**Information shown:**
######
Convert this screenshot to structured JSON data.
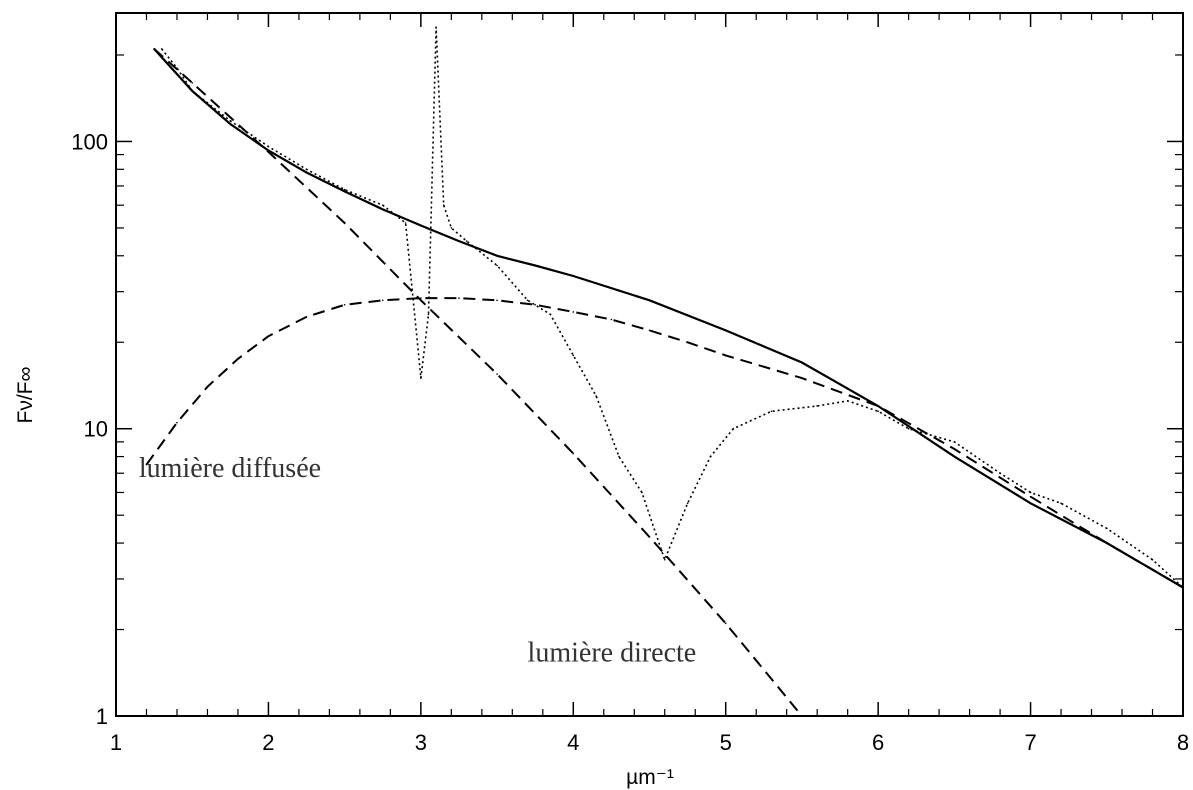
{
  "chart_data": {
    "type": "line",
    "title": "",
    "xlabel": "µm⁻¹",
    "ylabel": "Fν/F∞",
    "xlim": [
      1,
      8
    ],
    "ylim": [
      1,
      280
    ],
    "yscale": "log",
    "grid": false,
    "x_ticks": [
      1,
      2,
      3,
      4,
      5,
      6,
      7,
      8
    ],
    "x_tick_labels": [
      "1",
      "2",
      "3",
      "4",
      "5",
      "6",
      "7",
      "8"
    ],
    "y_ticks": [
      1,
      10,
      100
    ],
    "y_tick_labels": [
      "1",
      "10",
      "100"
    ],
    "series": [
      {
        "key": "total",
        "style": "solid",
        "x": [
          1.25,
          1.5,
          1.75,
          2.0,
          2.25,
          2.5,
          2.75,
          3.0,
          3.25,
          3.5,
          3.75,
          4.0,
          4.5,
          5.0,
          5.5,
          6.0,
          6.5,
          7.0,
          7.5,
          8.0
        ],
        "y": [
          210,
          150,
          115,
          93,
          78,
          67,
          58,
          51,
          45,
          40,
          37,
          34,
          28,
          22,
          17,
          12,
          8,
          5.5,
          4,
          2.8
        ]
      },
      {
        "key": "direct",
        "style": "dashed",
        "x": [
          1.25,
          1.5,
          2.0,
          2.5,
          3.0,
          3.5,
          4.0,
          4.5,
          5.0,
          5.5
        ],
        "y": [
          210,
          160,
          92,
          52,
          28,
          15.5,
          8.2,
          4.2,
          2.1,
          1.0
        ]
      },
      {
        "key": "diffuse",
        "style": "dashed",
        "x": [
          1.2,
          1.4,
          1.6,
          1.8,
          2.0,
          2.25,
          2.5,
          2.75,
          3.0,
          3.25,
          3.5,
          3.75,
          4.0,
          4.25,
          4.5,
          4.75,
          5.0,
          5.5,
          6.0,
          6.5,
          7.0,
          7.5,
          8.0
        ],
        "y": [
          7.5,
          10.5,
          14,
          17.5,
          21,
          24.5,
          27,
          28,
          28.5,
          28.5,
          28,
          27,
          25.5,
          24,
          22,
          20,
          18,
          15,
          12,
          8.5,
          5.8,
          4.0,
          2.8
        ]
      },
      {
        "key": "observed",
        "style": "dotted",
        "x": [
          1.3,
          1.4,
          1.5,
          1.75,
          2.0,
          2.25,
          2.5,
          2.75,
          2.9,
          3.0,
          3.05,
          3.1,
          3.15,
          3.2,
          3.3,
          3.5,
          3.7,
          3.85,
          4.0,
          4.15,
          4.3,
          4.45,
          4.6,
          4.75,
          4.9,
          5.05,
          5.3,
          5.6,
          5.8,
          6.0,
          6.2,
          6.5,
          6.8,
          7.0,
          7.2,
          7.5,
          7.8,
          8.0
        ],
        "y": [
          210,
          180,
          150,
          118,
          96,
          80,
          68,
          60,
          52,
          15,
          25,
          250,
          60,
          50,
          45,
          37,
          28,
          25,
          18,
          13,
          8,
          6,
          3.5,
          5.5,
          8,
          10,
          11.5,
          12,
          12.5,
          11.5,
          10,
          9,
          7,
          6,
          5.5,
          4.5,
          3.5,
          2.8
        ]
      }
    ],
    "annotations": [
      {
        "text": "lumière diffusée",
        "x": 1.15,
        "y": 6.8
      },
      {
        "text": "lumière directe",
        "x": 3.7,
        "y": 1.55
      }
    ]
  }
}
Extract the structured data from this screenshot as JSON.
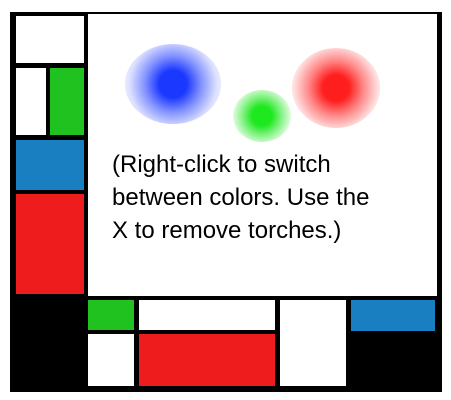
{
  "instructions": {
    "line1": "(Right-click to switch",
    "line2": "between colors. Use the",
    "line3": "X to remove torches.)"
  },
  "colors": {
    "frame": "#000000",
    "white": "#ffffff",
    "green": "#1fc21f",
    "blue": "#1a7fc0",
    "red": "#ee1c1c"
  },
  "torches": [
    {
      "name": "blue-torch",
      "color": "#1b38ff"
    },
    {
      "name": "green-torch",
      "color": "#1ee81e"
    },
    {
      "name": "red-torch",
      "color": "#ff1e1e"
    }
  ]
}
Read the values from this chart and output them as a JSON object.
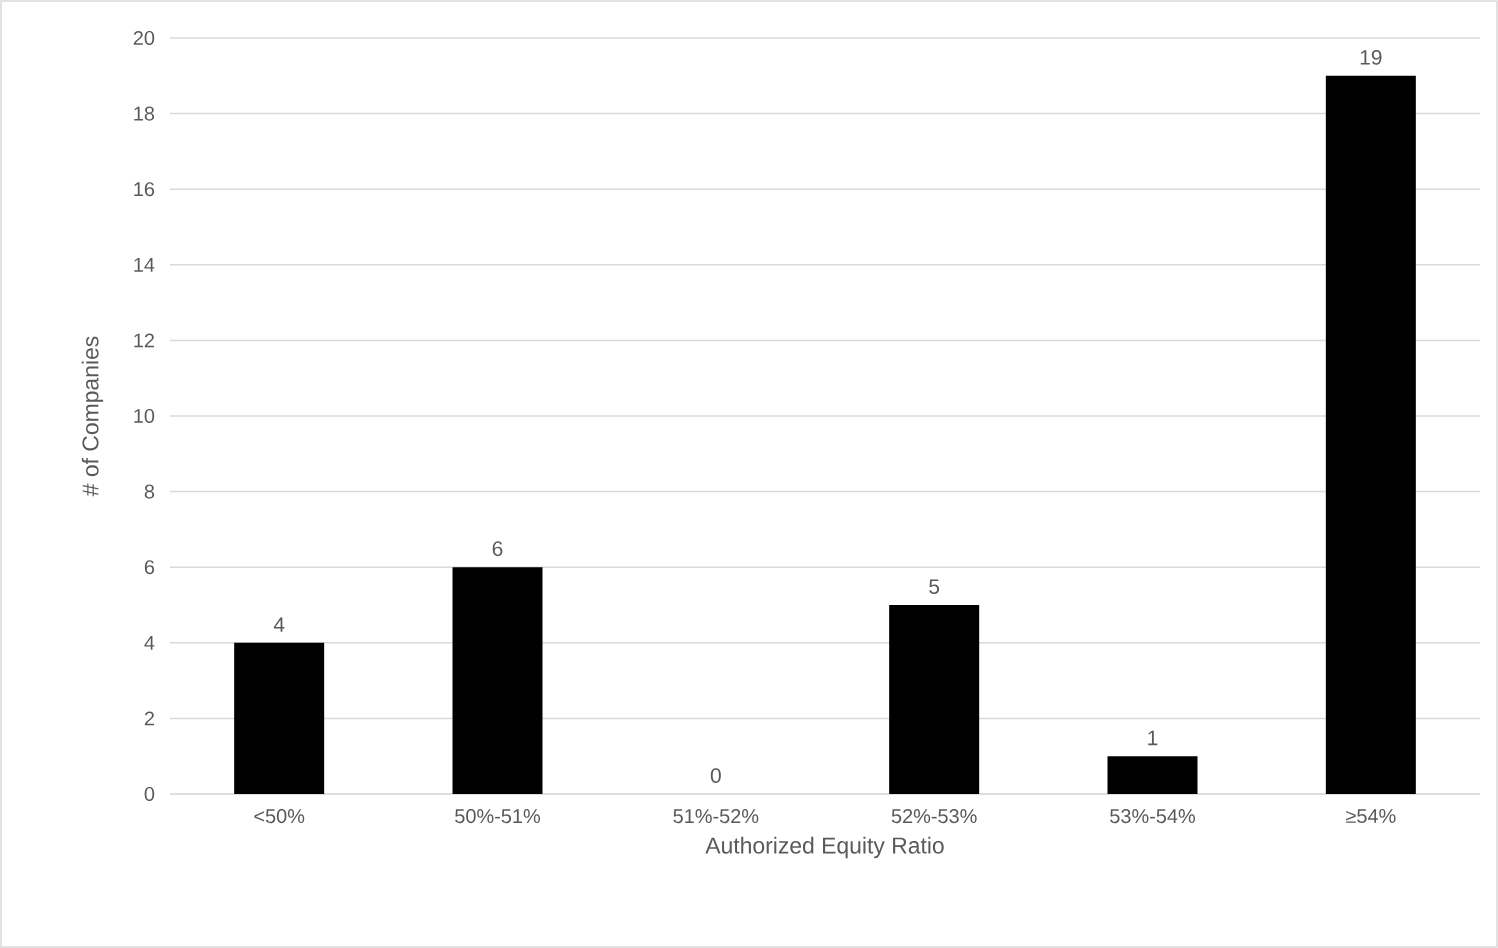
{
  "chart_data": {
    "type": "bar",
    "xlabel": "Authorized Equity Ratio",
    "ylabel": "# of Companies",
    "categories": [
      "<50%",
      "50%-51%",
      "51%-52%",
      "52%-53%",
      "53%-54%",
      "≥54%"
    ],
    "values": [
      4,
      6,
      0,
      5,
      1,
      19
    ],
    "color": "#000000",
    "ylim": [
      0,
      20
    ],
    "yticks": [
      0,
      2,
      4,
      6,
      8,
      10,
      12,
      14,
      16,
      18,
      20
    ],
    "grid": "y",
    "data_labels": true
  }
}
######
**Stated exercise:** Write out the records above exactly as they appear, leaving out any pictures.

**Task solution:**
Convert this screenshot to structured JSON data.
{
  "chart_data": {
    "type": "line",
    "title": "",
    "xlabel": "µm⁻¹",
    "ylabel": "Fν/F∞",
    "xlim": [
      1,
      8
    ],
    "ylim": [
      1,
      280
    ],
    "yscale": "log",
    "grid": false,
    "x_ticks": [
      1,
      2,
      3,
      4,
      5,
      6,
      7,
      8
    ],
    "x_tick_labels": [
      "1",
      "2",
      "3",
      "4",
      "5",
      "6",
      "7",
      "8"
    ],
    "y_ticks": [
      1,
      10,
      100
    ],
    "y_tick_labels": [
      "1",
      "10",
      "100"
    ],
    "series": [
      {
        "key": "total",
        "style": "solid",
        "x": [
          1.25,
          1.5,
          1.75,
          2.0,
          2.25,
          2.5,
          2.75,
          3.0,
          3.25,
          3.5,
          3.75,
          4.0,
          4.5,
          5.0,
          5.5,
          6.0,
          6.5,
          7.0,
          7.5,
          8.0
        ],
        "y": [
          210,
          150,
          115,
          93,
          78,
          67,
          58,
          51,
          45,
          40,
          37,
          34,
          28,
          22,
          17,
          12,
          8,
          5.5,
          4,
          2.8
        ]
      },
      {
        "key": "direct",
        "style": "dashed",
        "x": [
          1.25,
          1.5,
          2.0,
          2.5,
          3.0,
          3.5,
          4.0,
          4.5,
          5.0,
          5.5
        ],
        "y": [
          210,
          160,
          92,
          52,
          28,
          15.5,
          8.2,
          4.2,
          2.1,
          1.0
        ]
      },
      {
        "key": "diffuse",
        "style": "dashed",
        "x": [
          1.2,
          1.4,
          1.6,
          1.8,
          2.0,
          2.25,
          2.5,
          2.75,
          3.0,
          3.25,
          3.5,
          3.75,
          4.0,
          4.25,
          4.5,
          4.75,
          5.0,
          5.5,
          6.0,
          6.5,
          7.0,
          7.5,
          8.0
        ],
        "y": [
          7.5,
          10.5,
          14,
          17.5,
          21,
          24.5,
          27,
          28,
          28.5,
          28.5,
          28,
          27,
          25.5,
          24,
          22,
          20,
          18,
          15,
          12,
          8.5,
          5.8,
          4.0,
          2.8
        ]
      },
      {
        "key": "observed",
        "style": "dotted",
        "x": [
          1.3,
          1.4,
          1.5,
          1.75,
          2.0,
          2.25,
          2.5,
          2.75,
          2.9,
          3.0,
          3.05,
          3.1,
          3.15,
          3.2,
          3.3,
          3.5,
          3.7,
          3.85,
          4.0,
          4.15,
          4.3,
          4.45,
          4.6,
          4.75,
          4.9,
          5.05,
          5.3,
          5.6,
          5.8,
          6.0,
          6.2,
          6.5,
          6.8,
          7.0,
          7.2,
          7.5,
          7.8,
          8.0
        ],
        "y": [
          210,
          180,
          150,
          118,
          96,
          80,
          68,
          60,
          52,
          15,
          25,
          250,
          60,
          50,
          45,
          37,
          28,
          25,
          18,
          13,
          8,
          6,
          3.5,
          5.5,
          8,
          10,
          11.5,
          12,
          12.5,
          11.5,
          10,
          9,
          7,
          6,
          5.5,
          4.5,
          3.5,
          2.8
        ]
      }
    ],
    "annotations": [
      {
        "text": "lumière diffusée",
        "x": 1.15,
        "y": 6.8
      },
      {
        "text": "lumière directe",
        "x": 3.7,
        "y": 1.55
      }
    ]
  }
}
Extract the structured data from this screenshot as JSON.
{
  "instructions": {
    "line1": "(Right-click to switch",
    "line2": "between colors. Use the",
    "line3": "X to remove torches.)"
  },
  "colors": {
    "frame": "#000000",
    "white": "#ffffff",
    "green": "#1fc21f",
    "blue": "#1a7fc0",
    "red": "#ee1c1c"
  },
  "torches": [
    {
      "name": "blue-torch",
      "color": "#1b38ff"
    },
    {
      "name": "green-torch",
      "color": "#1ee81e"
    },
    {
      "name": "red-torch",
      "color": "#ff1e1e"
    }
  ]
}
Read the values from this chart and output them as a JSON object.
{
  "chart_data": {
    "type": "bar",
    "xlabel": "Authorized Equity Ratio",
    "ylabel": "# of Companies",
    "categories": [
      "<50%",
      "50%-51%",
      "51%-52%",
      "52%-53%",
      "53%-54%",
      "≥54%"
    ],
    "values": [
      4,
      6,
      0,
      5,
      1,
      19
    ],
    "color": "#000000",
    "ylim": [
      0,
      20
    ],
    "yticks": [
      0,
      2,
      4,
      6,
      8,
      10,
      12,
      14,
      16,
      18,
      20
    ],
    "grid": "y",
    "data_labels": true
  }
}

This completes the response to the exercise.